- [TASK]:
Lines containing the string "screenshot" are to be collected in full.

Data items
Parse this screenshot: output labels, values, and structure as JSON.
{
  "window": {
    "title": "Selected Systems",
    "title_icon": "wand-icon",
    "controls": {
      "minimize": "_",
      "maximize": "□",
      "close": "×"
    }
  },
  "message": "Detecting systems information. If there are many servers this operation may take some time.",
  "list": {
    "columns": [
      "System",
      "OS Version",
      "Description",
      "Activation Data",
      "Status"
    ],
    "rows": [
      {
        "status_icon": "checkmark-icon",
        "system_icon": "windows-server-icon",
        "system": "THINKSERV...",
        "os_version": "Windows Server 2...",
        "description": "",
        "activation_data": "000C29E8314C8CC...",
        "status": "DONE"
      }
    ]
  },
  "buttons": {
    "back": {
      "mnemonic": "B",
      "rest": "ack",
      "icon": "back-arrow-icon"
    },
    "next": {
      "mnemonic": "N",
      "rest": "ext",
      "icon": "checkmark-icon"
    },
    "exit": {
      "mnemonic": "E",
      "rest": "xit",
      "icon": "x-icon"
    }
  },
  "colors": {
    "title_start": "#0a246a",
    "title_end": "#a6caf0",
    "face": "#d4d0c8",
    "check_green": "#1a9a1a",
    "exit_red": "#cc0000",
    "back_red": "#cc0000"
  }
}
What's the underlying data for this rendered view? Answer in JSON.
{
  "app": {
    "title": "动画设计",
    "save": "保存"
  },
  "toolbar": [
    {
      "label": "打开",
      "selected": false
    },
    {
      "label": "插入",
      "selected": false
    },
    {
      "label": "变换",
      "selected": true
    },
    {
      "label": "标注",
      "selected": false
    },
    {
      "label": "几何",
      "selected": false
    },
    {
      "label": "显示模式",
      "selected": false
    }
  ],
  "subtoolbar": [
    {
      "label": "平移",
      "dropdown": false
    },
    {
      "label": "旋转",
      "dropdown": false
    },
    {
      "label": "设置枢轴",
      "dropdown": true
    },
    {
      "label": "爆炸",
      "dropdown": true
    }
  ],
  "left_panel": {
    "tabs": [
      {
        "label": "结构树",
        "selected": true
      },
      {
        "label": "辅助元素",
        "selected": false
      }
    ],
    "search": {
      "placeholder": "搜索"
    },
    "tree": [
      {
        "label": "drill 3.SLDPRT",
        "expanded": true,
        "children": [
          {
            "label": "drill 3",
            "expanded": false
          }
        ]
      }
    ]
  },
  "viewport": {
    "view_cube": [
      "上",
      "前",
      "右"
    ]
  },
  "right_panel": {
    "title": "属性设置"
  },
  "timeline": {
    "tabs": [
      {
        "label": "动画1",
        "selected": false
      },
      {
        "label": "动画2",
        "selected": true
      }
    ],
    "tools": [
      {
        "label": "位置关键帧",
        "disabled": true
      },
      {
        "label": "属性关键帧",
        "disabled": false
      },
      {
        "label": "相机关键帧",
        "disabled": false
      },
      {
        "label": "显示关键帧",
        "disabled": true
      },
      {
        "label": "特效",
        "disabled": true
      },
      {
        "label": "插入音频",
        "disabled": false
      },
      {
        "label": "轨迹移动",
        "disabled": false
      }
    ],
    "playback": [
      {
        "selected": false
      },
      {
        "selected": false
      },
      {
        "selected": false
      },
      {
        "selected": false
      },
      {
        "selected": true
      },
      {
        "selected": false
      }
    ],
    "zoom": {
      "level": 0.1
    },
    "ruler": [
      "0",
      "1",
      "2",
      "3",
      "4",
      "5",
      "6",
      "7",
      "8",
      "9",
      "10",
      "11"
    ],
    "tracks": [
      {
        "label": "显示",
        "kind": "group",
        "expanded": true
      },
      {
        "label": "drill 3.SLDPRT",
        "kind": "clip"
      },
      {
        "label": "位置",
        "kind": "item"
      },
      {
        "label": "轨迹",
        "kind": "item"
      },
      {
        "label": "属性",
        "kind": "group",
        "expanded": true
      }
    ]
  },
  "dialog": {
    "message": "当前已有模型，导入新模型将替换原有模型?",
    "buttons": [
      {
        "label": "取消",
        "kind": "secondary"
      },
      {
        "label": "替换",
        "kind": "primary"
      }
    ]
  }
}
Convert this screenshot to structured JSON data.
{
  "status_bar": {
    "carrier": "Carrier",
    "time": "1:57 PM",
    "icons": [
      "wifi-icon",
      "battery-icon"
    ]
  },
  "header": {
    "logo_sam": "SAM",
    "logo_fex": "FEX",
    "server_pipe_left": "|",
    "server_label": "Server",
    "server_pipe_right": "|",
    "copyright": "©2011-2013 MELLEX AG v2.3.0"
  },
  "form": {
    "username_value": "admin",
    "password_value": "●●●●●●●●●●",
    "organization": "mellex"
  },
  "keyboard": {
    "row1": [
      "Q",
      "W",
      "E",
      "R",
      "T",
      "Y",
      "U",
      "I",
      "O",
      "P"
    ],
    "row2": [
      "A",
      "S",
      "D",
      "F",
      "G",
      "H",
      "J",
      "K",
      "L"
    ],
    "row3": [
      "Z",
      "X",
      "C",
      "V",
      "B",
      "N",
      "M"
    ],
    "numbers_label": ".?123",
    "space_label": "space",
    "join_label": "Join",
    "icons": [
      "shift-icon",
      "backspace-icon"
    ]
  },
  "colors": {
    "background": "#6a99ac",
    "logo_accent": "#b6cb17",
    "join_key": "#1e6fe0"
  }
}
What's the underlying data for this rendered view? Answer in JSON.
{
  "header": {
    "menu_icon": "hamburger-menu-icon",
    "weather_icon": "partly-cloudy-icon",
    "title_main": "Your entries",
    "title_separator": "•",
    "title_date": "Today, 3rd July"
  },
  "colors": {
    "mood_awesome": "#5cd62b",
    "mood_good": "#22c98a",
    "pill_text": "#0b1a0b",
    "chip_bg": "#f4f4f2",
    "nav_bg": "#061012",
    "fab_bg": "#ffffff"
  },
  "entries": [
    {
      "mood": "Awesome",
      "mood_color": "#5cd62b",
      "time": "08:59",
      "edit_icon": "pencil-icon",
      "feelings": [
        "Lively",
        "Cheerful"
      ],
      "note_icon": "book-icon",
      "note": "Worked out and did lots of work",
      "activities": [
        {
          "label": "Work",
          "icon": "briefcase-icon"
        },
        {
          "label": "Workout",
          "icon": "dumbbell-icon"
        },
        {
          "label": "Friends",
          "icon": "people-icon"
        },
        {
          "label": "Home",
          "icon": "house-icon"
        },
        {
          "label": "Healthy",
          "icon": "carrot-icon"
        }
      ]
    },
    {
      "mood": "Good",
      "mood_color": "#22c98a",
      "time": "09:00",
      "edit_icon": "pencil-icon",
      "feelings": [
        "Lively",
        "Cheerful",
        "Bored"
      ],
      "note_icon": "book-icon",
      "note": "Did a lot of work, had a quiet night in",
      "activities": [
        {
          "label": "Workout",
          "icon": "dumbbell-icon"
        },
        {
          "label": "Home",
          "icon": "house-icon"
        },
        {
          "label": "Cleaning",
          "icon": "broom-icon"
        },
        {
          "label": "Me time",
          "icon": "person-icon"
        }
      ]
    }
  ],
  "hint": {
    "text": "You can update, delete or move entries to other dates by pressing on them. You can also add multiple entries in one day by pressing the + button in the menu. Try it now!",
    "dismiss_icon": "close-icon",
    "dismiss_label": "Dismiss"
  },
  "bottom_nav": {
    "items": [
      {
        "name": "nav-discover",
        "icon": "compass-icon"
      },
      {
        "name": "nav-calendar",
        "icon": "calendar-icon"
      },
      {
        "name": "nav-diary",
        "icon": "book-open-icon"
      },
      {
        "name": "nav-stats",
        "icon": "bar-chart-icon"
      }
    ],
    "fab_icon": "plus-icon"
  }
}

- [ANSWER FOR THE TASK]:
Parse this screenshot: output labels, values, and structure as JSON.
Convert this screenshot to structured JSON data.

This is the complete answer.